REQUIREMENTS:
Scan the lines below; pull out those with "that".

MATERIAL SUPPLIED:
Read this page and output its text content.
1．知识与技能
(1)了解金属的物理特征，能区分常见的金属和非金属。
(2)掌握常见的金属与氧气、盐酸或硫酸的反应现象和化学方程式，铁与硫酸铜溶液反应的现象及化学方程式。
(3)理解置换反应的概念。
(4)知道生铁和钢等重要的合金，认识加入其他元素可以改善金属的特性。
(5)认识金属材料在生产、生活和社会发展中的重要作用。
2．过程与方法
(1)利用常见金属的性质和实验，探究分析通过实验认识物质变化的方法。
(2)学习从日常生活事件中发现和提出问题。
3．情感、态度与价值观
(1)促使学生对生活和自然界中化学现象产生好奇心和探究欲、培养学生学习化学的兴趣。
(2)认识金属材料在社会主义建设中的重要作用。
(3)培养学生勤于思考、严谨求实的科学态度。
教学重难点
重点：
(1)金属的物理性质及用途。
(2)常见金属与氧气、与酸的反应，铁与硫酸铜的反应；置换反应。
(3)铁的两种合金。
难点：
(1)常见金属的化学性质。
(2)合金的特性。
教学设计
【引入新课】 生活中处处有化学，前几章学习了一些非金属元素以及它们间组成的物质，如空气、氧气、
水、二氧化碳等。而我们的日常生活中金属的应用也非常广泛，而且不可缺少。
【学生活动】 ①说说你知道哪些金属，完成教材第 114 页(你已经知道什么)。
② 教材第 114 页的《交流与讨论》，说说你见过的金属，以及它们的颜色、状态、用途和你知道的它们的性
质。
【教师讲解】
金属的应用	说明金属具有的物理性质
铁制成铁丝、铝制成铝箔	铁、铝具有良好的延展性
---
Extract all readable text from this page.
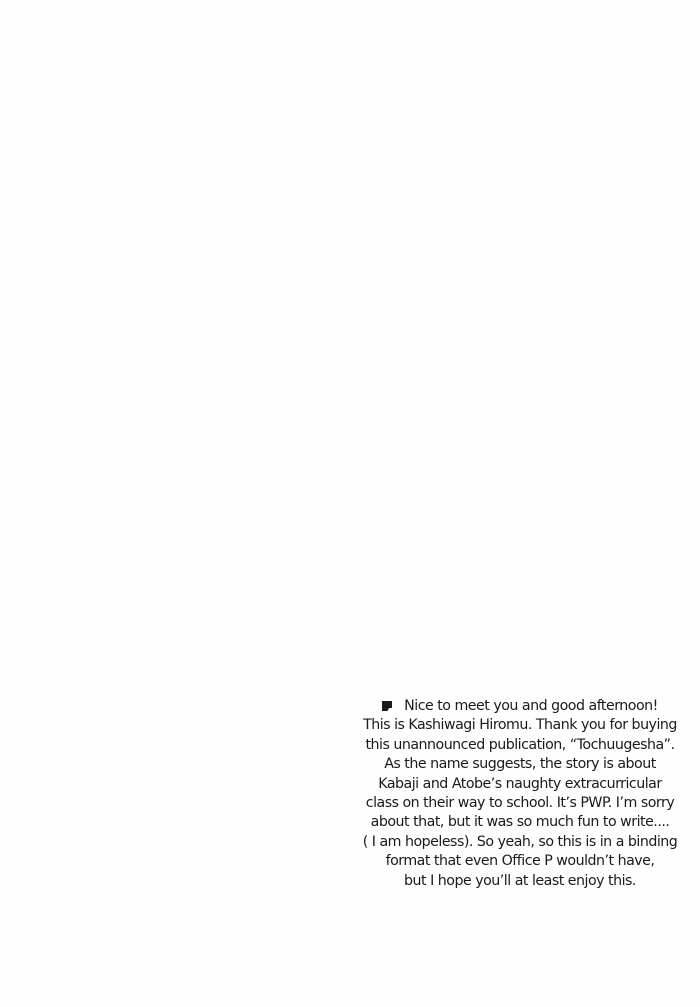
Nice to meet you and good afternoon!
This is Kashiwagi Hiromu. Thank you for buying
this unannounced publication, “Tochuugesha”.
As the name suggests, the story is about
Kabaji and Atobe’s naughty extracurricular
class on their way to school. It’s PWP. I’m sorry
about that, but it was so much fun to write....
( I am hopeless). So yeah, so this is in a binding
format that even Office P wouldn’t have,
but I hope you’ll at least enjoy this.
--
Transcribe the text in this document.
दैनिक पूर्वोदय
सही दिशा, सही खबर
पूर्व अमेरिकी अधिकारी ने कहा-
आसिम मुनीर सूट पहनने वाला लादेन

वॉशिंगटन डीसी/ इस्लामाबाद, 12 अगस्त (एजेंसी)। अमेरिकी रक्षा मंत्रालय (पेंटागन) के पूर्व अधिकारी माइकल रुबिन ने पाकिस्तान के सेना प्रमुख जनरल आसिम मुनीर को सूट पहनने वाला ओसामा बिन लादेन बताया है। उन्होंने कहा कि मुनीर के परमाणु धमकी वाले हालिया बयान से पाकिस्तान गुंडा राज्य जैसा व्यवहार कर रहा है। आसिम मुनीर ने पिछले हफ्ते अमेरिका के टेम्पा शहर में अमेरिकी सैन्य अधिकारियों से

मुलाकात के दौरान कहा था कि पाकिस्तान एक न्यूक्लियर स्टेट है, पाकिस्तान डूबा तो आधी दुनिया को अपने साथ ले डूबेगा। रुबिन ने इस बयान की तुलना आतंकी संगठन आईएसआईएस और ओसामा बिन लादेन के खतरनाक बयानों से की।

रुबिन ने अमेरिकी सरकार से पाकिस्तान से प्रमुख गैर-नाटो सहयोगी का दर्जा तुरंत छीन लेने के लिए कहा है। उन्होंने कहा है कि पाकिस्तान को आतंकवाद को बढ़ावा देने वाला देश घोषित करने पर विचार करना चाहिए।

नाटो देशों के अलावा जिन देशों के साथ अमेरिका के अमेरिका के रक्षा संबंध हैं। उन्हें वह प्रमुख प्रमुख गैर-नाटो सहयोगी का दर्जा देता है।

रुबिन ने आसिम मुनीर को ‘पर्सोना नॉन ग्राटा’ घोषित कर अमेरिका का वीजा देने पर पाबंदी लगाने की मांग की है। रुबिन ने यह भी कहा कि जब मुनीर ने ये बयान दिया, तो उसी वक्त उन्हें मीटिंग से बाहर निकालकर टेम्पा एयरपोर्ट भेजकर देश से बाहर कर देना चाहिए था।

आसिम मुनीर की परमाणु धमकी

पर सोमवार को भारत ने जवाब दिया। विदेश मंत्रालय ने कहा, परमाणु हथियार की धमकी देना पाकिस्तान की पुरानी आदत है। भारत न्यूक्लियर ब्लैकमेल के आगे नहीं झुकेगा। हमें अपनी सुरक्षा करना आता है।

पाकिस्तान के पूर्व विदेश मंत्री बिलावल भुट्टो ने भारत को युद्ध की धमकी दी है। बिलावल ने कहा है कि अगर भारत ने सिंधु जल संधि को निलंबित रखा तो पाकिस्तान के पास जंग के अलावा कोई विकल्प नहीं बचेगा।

WRITTEN ANSWER:
about that, but it was so much fun to write....
format that even Office P wouldn’t have,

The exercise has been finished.